-- TEXT EXTRACT start --

Secret Habitat explores the phenomena of procedural art

Strangethink no longer wants us to climb, or flee, or discover sacred transdimensional pathways. He wants us to walk an appreciative step through his exhibitions. Perhaps it’s a hangover from being possessed by an “art-demon”—or the next manifestation of such—as in his game Secret Habitat he dedicates an entire digital space to procedurally generated gallery experiences.

The polychromatic bogs that fester in the soft lavender soil of the game’s flattened island are occasionally stricken by the sloped black appendages of these galleries. Despite the inadequate foundations, these galleries have somehow taken root here, clinging stubborn like barnacles to a once prosperous organism that it now leaches of lifeblood. They stand like black churches, with the industrial ribbings of factories, and glass windows that reflect the surrounding colors like square pieces of rainbow.

You feel something, a fascination with the strange and alien artistry 

There’s a fight going on here that you can’t see. It’s between the quasi-natural outside spaces of the lumpy island, and the angular obsidian structures with their lavishly produced and deliberately manufactured interiors. This is further distinguished in the commands upon your movement. While inside, you’re forced to a walking pace by an invisible force; a stroll that encourages a civility, almost a decadence, in your manner. And this is important, as you are implicitly required to construct each gallery experience for yourself.

There are tape players inside, sometimes up to four of them, which require your touch in order to blurt a primal groan of painful machine screams and what sound like the choruses of lost souls into the air. Like an engulfing perfume, the noise sets a tone that you can almost choke on. And then, with your footsteps you sway between the art works, delighting in a haunting kind of titillation as you match sounds, words, and paintings to create a holistic creature from the sensory formulae.

-- TEXT EXTRACT end --
-- DATA RECORDS start --

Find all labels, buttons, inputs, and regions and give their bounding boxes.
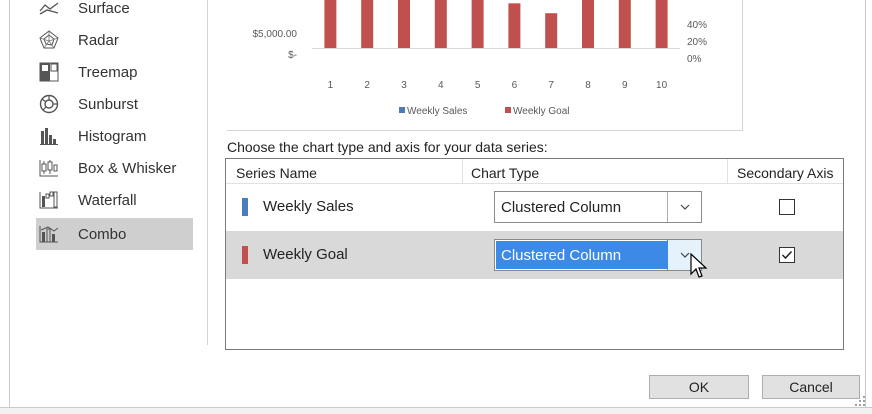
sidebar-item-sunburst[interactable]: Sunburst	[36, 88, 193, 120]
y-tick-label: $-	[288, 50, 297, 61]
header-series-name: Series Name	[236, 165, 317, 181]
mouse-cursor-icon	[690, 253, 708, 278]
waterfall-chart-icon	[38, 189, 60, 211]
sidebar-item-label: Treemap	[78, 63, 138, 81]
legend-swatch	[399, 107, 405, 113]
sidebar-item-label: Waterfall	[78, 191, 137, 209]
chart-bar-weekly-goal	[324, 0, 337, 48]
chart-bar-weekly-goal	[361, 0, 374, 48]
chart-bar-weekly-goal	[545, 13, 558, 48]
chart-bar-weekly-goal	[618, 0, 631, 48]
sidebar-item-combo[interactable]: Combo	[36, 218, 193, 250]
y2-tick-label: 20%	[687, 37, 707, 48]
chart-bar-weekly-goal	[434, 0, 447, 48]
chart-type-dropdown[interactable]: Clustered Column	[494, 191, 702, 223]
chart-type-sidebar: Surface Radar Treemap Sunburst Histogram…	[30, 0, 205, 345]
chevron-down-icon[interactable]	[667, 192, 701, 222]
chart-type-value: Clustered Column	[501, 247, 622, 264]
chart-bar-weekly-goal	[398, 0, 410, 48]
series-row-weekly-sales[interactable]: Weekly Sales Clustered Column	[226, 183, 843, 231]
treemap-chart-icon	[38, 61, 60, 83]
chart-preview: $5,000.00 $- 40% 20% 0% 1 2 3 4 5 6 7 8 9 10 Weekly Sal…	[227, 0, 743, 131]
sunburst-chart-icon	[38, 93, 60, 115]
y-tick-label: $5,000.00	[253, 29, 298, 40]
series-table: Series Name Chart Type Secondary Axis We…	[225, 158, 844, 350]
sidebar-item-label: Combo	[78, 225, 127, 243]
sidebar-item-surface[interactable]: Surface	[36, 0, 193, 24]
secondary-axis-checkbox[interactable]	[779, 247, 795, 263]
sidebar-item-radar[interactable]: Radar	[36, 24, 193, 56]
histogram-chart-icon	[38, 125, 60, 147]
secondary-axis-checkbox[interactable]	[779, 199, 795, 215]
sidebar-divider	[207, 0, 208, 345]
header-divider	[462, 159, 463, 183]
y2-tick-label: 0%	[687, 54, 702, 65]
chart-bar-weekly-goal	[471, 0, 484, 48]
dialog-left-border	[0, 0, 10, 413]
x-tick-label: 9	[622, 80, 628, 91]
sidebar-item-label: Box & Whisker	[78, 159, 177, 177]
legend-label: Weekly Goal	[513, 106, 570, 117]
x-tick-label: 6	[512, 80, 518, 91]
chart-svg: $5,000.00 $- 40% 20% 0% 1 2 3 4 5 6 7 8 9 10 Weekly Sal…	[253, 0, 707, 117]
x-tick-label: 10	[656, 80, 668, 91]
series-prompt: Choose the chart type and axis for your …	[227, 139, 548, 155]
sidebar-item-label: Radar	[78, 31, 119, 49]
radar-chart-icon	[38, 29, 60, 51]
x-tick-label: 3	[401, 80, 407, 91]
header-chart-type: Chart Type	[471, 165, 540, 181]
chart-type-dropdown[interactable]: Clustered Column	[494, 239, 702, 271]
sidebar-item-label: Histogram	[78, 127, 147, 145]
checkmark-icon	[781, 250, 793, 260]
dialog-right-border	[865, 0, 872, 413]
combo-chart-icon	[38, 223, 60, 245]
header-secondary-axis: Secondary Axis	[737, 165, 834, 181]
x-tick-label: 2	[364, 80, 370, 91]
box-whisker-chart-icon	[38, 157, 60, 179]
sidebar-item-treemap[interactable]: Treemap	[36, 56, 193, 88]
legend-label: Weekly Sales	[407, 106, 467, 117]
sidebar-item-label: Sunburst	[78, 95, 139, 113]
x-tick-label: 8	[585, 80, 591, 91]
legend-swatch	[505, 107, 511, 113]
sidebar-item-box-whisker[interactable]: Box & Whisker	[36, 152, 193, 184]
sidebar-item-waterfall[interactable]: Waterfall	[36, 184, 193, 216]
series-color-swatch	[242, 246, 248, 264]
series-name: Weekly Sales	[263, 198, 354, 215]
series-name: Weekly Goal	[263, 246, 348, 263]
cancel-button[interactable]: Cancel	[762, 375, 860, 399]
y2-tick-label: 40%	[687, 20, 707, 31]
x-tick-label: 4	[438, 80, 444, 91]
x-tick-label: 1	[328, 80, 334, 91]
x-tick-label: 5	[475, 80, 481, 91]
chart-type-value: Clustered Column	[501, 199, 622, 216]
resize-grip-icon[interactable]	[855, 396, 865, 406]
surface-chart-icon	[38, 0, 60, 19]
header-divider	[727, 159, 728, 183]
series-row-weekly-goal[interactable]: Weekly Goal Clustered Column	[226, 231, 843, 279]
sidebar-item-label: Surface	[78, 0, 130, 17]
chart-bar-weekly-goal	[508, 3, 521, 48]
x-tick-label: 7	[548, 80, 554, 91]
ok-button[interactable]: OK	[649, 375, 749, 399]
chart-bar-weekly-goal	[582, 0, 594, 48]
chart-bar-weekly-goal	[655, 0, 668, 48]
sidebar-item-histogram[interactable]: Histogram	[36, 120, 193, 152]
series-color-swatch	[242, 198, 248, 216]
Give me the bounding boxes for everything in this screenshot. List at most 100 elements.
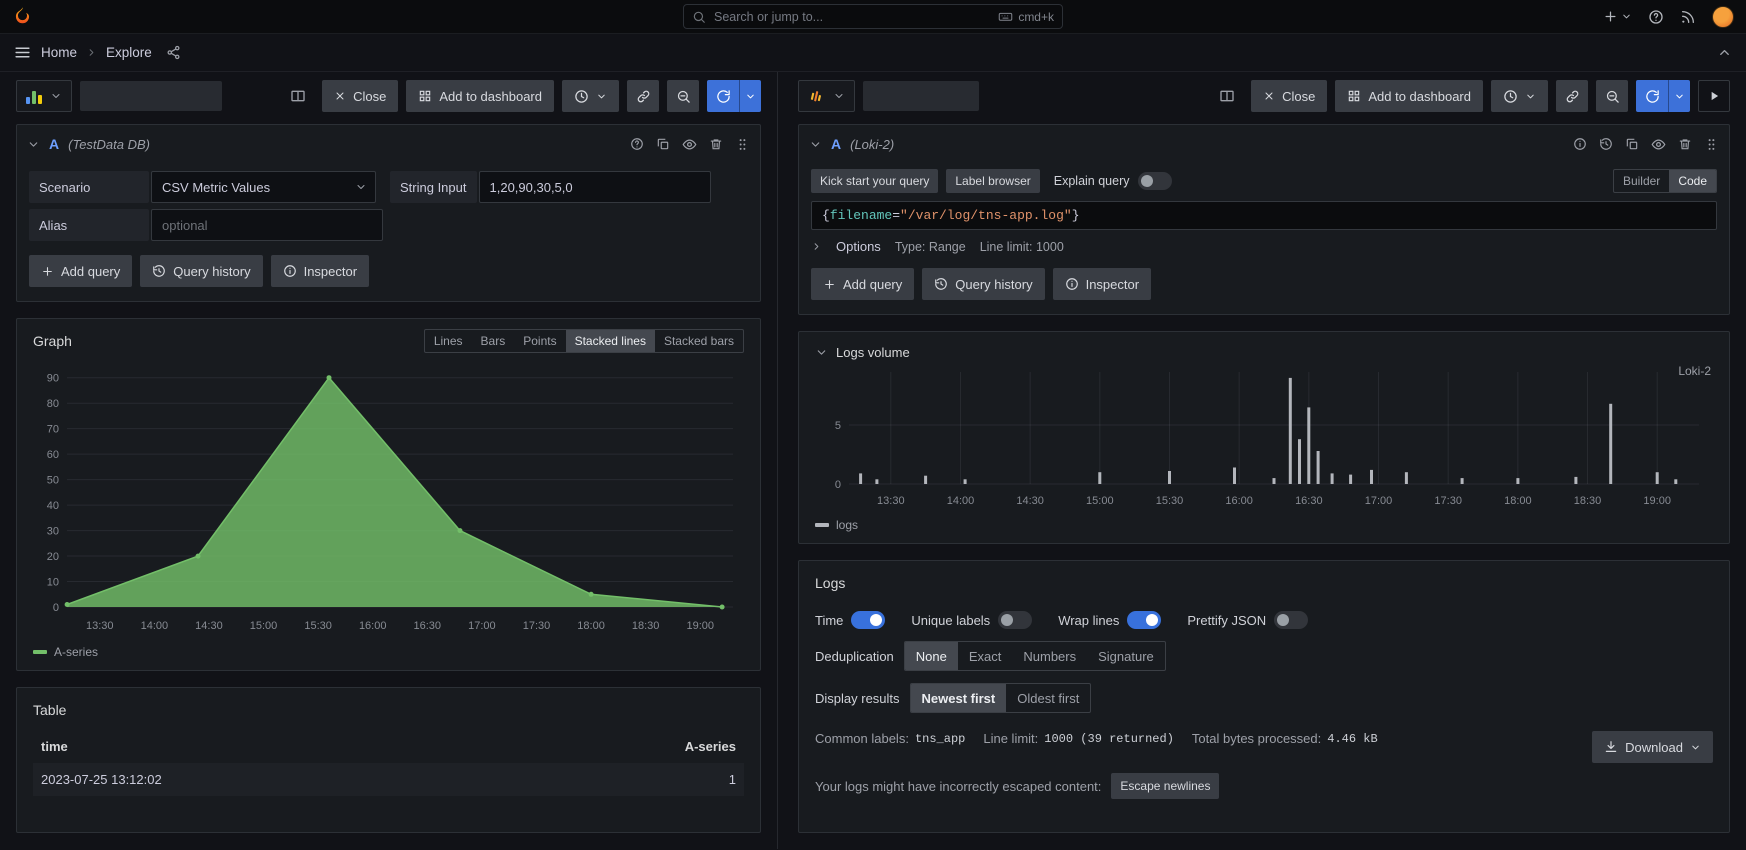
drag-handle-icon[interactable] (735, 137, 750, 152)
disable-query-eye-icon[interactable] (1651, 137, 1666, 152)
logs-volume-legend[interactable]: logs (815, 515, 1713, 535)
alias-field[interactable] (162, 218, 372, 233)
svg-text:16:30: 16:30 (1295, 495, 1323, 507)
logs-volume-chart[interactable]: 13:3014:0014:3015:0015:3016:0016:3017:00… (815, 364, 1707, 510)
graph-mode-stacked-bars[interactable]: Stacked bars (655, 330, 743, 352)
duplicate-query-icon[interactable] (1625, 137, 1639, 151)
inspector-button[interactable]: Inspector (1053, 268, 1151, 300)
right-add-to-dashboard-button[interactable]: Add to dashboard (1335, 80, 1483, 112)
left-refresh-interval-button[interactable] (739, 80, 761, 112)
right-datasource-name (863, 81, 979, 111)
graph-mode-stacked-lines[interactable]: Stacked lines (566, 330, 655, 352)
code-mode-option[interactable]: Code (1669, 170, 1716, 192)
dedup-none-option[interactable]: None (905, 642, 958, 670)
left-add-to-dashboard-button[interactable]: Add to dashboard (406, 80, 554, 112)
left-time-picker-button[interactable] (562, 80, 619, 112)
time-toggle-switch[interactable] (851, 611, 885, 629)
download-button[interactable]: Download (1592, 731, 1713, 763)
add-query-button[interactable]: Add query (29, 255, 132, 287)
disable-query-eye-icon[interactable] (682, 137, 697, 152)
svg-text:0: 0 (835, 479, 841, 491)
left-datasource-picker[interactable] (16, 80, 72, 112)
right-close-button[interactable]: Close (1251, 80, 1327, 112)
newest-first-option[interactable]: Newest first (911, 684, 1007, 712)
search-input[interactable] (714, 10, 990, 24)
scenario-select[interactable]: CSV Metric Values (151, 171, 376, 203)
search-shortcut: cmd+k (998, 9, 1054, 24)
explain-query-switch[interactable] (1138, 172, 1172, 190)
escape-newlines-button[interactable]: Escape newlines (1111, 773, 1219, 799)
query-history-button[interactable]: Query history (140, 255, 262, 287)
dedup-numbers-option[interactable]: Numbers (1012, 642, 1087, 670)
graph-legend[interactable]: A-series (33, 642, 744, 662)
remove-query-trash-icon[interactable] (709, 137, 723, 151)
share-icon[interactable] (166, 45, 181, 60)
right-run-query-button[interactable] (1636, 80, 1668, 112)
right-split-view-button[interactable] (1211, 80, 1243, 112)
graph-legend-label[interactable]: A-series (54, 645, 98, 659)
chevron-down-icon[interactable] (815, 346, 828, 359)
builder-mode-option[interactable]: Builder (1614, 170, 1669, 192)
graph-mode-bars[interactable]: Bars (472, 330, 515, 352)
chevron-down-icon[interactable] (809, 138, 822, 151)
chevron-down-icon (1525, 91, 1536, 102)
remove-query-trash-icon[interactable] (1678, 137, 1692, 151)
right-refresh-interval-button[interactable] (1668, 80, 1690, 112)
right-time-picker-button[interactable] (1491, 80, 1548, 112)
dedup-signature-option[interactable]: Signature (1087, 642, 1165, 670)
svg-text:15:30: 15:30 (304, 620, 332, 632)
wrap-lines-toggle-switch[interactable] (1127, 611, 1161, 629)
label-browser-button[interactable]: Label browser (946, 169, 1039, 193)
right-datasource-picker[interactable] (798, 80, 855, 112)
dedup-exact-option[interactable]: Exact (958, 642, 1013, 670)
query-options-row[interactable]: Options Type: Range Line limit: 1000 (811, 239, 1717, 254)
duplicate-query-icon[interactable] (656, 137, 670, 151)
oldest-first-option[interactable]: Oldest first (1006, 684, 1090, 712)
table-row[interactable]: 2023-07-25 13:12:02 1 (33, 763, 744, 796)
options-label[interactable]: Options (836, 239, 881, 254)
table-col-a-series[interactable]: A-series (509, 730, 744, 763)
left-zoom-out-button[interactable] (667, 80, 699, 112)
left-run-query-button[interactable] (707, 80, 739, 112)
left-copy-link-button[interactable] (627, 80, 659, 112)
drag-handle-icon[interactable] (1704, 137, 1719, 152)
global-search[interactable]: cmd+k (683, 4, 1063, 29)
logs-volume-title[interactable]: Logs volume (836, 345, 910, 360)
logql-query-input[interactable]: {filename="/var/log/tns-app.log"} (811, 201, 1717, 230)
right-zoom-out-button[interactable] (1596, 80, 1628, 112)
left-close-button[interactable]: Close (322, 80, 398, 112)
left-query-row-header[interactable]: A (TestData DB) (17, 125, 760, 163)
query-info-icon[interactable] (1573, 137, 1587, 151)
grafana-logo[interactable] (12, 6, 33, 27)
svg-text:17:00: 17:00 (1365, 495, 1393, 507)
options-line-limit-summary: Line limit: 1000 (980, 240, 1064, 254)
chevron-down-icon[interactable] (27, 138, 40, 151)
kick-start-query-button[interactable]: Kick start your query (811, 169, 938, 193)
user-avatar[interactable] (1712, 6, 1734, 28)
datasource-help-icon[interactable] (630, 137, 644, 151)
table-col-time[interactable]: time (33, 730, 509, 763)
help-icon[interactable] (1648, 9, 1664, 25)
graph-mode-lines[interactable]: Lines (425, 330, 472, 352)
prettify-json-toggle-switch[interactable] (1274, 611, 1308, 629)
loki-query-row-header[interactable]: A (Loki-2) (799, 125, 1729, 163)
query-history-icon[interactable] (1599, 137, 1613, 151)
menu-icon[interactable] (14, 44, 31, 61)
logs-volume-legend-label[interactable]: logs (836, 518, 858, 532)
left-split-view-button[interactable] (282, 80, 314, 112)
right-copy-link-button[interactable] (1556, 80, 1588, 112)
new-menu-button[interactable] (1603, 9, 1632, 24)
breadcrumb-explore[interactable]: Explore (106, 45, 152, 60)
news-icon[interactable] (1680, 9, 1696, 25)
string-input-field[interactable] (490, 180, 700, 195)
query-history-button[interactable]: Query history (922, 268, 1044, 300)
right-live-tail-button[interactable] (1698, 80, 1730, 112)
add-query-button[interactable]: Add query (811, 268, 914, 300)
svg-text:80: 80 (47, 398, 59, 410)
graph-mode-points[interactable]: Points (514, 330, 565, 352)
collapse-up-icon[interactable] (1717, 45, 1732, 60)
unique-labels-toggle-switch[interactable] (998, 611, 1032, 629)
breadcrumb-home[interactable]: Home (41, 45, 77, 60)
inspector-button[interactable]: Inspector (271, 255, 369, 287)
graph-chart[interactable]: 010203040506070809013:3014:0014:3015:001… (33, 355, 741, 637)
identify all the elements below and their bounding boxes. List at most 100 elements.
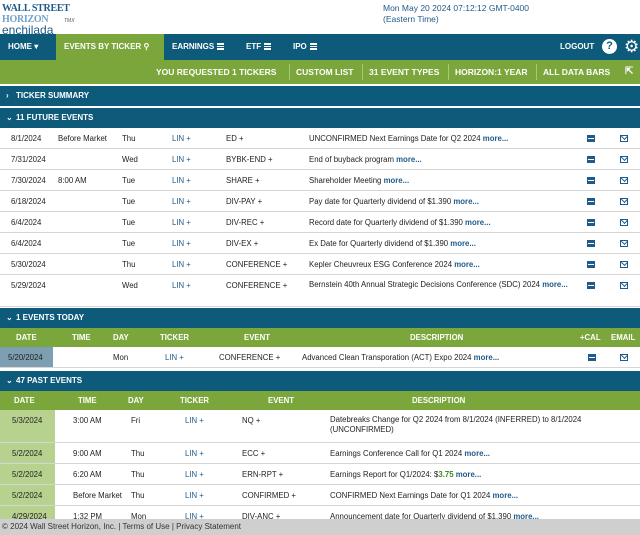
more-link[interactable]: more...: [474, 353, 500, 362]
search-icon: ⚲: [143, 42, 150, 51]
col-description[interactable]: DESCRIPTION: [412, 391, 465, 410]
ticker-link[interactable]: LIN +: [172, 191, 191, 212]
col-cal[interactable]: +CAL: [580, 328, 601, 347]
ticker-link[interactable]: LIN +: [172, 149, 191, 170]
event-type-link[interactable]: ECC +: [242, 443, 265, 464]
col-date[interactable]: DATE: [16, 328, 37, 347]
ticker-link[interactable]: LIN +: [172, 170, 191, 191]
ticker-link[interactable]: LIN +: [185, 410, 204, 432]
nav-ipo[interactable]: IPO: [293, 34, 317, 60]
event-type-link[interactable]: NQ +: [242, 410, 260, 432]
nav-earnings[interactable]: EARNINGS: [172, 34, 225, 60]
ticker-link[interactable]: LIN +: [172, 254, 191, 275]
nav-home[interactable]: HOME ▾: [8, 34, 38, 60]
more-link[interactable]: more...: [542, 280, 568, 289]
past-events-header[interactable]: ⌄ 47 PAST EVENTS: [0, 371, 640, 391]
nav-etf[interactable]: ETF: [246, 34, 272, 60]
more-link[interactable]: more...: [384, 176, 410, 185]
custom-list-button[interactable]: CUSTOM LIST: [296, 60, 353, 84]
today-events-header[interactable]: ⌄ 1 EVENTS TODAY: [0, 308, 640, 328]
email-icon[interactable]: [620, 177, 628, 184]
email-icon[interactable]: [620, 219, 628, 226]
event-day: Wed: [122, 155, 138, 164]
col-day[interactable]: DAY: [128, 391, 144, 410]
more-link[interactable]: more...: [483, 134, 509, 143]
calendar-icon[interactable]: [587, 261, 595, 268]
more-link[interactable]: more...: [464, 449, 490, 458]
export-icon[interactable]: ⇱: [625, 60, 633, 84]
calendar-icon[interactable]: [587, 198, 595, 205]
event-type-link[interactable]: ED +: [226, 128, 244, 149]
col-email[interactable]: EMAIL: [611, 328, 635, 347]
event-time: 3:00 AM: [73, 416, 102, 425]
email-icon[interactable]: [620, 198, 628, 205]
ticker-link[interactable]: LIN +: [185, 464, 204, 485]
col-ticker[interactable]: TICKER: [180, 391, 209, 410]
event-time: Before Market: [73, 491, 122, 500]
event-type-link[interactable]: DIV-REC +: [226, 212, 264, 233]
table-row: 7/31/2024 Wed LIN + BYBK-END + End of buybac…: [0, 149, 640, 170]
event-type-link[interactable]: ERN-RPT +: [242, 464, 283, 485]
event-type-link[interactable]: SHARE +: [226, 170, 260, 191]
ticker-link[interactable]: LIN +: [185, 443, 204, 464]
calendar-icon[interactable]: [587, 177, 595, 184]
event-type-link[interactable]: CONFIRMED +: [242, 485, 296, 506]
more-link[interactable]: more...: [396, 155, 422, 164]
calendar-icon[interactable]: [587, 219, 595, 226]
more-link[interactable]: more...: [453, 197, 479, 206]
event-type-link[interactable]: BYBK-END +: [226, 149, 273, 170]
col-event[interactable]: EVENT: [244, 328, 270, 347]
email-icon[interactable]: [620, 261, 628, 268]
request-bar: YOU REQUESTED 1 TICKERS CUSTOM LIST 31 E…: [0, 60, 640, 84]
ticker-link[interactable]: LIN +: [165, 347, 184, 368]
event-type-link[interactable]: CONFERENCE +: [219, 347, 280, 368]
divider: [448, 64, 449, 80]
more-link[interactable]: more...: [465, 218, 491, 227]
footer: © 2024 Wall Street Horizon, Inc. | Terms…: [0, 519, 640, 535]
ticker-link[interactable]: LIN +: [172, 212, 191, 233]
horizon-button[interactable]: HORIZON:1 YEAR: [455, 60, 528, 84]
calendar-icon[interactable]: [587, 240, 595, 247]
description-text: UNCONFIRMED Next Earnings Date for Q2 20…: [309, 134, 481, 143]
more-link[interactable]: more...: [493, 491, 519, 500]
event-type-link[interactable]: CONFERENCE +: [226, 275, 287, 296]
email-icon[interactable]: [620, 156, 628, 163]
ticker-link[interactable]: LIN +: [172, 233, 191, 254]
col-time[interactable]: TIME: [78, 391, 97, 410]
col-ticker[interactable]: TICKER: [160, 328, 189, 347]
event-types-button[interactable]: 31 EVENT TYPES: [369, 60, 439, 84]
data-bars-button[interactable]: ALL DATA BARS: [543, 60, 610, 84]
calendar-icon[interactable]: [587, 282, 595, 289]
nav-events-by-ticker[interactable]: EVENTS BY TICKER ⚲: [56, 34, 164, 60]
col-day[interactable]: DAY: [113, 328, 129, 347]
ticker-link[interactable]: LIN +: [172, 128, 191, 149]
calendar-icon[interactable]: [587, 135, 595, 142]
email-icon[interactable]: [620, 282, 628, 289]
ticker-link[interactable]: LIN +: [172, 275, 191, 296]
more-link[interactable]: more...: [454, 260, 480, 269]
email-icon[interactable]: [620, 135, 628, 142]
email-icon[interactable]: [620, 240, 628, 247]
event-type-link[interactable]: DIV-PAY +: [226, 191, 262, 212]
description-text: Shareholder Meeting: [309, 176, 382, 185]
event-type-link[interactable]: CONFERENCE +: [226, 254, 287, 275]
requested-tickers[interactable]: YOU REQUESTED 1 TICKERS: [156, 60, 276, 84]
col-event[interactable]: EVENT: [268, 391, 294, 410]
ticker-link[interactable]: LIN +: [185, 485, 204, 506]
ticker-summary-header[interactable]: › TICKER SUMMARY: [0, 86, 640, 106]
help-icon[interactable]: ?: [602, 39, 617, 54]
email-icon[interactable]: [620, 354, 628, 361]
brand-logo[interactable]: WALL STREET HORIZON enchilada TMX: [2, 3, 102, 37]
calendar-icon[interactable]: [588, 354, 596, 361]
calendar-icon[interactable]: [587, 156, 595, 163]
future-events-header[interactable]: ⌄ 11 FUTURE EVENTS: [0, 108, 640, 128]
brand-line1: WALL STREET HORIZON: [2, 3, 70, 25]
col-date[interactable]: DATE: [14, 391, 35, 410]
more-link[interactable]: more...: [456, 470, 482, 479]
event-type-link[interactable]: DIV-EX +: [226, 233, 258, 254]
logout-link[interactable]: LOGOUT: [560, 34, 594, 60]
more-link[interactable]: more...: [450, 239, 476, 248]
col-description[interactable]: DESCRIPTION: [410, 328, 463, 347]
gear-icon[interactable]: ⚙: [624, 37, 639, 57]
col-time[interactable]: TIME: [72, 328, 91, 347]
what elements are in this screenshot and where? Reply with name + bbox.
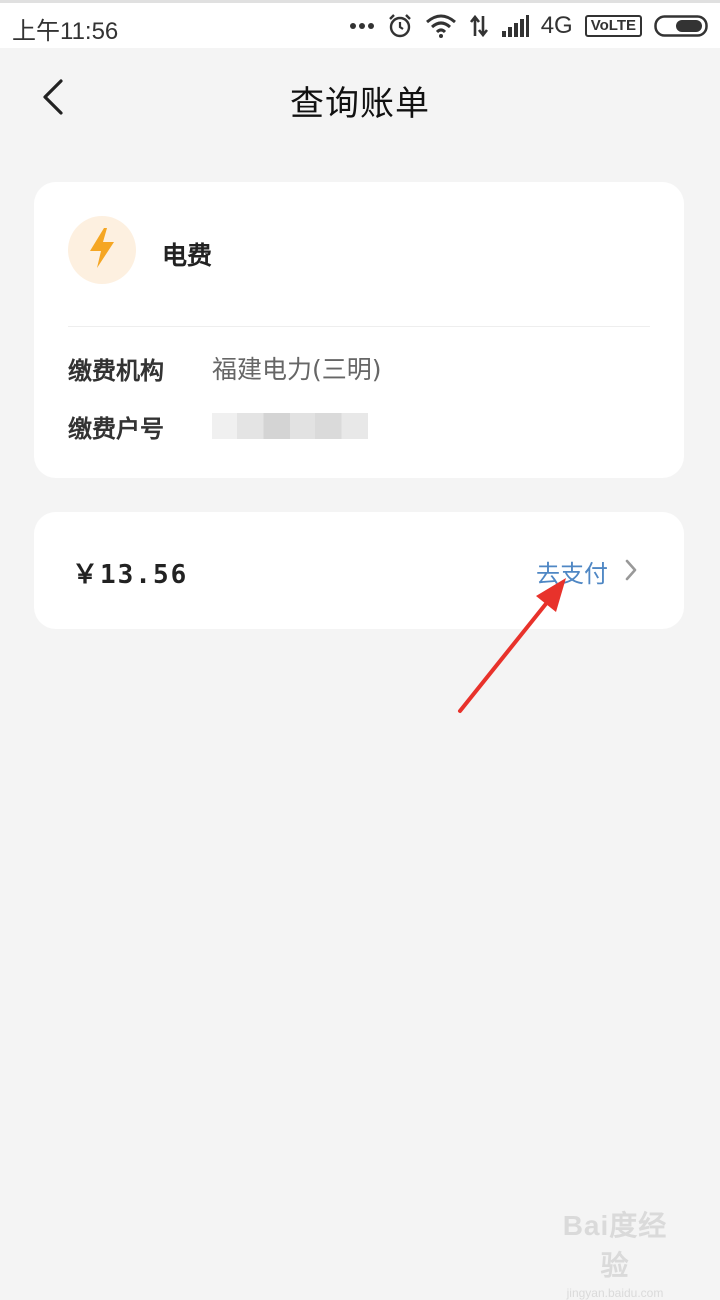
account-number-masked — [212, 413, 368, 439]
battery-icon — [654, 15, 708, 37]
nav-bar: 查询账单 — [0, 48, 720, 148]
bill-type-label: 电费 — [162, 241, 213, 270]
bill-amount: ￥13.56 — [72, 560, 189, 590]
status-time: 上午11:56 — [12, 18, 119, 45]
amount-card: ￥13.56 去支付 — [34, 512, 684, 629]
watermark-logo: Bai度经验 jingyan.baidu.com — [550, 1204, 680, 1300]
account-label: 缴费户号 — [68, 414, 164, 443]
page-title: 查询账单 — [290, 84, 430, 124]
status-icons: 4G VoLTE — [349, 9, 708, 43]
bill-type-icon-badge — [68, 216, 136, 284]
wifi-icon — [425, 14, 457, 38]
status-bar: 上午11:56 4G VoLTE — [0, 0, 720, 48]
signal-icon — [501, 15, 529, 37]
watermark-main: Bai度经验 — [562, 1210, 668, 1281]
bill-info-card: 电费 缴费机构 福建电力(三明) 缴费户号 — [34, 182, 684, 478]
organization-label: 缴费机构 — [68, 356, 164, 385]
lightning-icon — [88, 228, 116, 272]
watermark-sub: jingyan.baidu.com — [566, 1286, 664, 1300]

-- DATA RECORDS end --

### TO DO
(a) In the Secret Habitat review, reproduce the passage from "There’s a fight" up to and including "experience for yourself.", swapping "island" for "islet".
(b) Condense the paragraph of the Secret Habitat review beginning "The polychromatic bogs that fester" into a shorter version that keeps its main facts.
(c) According to the Secret Habitat review, how many tape players can a gallery contain?

### FINAL RESULTS
(a)
There’s a fight going on here that you can’t see. It’s between the quasi-natural outside spaces of the lumpy islet, and the angular obsidian structures with their lavishly produced and deliberately manufactured interiors. This is further distinguished in the commands upon your movement. While inside, you’re forced to a walking pace by an invisible force; a stroll that encourages a civility, almost a decadence, in your manner. And this is important, as you are implicitly required to construct each gallery experience for yourself.

(b) The game's flattened island has colorful bogs in lavender soil, and sloped black galleries sometimes break through them. Although their foundations are inadequate, the galleries have taken root and cling like barnacles to a once-thriving organism they now drain. They resemble black churches with factory-like ribbing, and their glass windows reflect the surrounding colors like square pieces of rainbow.

(c) Sometimes up to four.